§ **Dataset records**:
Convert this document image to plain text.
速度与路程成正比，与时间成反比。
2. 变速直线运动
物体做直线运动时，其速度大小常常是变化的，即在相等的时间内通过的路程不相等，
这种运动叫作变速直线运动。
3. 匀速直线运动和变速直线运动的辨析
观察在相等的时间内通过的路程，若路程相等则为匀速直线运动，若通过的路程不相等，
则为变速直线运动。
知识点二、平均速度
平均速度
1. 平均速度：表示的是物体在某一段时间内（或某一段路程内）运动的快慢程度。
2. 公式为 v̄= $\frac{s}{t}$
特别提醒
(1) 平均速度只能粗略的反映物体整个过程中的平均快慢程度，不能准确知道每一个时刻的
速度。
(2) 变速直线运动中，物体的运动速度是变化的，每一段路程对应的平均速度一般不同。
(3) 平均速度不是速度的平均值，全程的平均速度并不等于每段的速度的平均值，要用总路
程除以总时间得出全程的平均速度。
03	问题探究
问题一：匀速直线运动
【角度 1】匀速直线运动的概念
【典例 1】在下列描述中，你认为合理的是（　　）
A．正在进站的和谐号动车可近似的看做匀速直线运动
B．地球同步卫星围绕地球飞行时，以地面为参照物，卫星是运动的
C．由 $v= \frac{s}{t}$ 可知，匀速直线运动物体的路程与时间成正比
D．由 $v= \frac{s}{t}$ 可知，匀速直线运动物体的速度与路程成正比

§ **GIVEN TASK**:
Produce an exact copy of all the records.

§ **COMPLETE OUTPUT**:
Convert this document image to plain text.
速度与路程成正比，与时间成反比。
2. 变速直线运动
物体做直线运动时，其速度大小常常是变化的，即在相等的时间内通过的路程不相等，
这种运动叫作变速直线运动。
3. 匀速直线运动和变速直线运动的辨析
观察在相等的时间内通过的路程，若路程相等则为匀速直线运动，若通过的路程不相等，
则为变速直线运动。
知识点二、平均速度
平均速度
1. 平均速度：表示的是物体在某一段时间内（或某一段路程内）运动的快慢程度。
2. 公式为 v̄= $\frac{s}{t}$
特别提醒
(1) 平均速度只能粗略的反映物体整个过程中的平均快慢程度，不能准确知道每一个时刻的
速度。
(2) 变速直线运动中，物体的运动速度是变化的，每一段路程对应的平均速度一般不同。
(3) 平均速度不是速度的平均值，全程的平均速度并不等于每段的速度的平均值，要用总路
程除以总时间得出全程的平均速度。
03	问题探究
问题一：匀速直线运动
【角度 1】匀速直线运动的概念
【典例 1】在下列描述中，你认为合理的是（　　）
A．正在进站的和谐号动车可近似的看做匀速直线运动
B．地球同步卫星围绕地球飞行时，以地面为参照物，卫星是运动的
C．由 $v= \frac{s}{t}$ 可知，匀速直线运动物体的路程与时间成正比
D．由 $v= \frac{s}{t}$ 可知，匀速直线运动物体的速度与路程成正比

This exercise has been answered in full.